Your objective: Records follow. Pull out every line that contains "noise".

Material for the task:

═══

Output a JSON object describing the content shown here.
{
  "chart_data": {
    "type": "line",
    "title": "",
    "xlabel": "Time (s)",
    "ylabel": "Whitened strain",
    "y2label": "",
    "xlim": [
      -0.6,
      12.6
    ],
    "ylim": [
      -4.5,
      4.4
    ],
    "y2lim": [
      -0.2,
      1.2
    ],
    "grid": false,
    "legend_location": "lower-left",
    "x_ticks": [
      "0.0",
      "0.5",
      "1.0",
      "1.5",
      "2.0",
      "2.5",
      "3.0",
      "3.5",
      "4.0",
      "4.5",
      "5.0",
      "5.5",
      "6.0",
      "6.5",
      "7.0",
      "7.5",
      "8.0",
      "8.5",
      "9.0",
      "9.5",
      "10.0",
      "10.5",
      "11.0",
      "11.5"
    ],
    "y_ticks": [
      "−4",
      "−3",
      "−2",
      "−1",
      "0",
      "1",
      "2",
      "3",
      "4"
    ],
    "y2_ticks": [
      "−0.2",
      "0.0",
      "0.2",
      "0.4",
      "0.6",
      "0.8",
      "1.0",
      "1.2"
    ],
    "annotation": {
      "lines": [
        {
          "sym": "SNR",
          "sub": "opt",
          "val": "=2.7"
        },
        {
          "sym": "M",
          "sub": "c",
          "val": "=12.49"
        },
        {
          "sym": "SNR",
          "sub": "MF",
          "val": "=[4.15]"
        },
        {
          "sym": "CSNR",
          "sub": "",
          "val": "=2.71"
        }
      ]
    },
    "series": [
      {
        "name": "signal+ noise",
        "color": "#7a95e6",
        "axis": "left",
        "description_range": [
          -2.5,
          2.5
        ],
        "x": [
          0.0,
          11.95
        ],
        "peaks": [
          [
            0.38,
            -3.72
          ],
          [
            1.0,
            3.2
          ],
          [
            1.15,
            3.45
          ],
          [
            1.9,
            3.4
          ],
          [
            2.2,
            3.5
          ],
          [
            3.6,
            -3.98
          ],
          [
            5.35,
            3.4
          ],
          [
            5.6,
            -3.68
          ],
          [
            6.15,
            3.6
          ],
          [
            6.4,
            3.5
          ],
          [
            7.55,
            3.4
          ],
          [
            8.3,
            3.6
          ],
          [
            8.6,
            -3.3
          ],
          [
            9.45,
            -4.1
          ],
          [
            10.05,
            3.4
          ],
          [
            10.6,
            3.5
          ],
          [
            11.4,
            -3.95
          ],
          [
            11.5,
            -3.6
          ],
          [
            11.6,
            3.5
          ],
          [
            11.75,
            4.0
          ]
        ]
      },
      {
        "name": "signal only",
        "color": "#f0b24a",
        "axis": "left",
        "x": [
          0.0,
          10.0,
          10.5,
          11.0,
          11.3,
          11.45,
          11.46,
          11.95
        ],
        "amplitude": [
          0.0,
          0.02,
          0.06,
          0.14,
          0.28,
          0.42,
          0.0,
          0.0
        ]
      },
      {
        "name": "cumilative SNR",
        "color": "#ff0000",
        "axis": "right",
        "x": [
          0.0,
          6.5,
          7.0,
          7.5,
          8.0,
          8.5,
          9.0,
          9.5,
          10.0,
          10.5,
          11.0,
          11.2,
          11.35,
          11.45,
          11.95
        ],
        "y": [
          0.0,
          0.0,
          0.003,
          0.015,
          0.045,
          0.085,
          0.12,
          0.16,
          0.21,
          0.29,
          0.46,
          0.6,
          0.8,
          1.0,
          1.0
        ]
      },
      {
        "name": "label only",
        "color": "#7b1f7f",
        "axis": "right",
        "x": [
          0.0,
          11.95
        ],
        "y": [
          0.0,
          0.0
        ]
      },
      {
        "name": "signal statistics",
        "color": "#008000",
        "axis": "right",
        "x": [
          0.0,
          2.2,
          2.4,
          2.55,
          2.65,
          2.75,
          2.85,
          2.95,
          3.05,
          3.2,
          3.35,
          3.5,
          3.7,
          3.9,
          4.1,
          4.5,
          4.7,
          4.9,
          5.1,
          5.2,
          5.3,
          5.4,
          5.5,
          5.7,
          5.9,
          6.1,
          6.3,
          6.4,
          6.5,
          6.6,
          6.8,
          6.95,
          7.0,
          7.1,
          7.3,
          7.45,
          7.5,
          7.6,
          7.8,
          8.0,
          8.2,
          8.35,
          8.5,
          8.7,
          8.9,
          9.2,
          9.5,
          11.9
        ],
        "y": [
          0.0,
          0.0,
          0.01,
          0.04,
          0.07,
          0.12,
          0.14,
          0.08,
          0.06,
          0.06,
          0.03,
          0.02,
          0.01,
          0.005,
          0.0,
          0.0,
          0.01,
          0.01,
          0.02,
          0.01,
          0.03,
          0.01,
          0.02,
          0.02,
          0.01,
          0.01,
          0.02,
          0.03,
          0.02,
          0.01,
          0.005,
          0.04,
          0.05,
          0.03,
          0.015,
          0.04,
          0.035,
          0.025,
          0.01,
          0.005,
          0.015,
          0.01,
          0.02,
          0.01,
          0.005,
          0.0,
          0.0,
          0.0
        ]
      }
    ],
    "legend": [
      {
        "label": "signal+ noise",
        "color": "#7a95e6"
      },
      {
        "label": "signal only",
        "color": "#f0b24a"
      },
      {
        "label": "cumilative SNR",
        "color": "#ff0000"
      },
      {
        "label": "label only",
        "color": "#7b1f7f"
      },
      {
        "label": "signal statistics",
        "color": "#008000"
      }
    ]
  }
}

═══

Worked solution:
        "name": "signal+ noise",
        "label": "signal+ noise",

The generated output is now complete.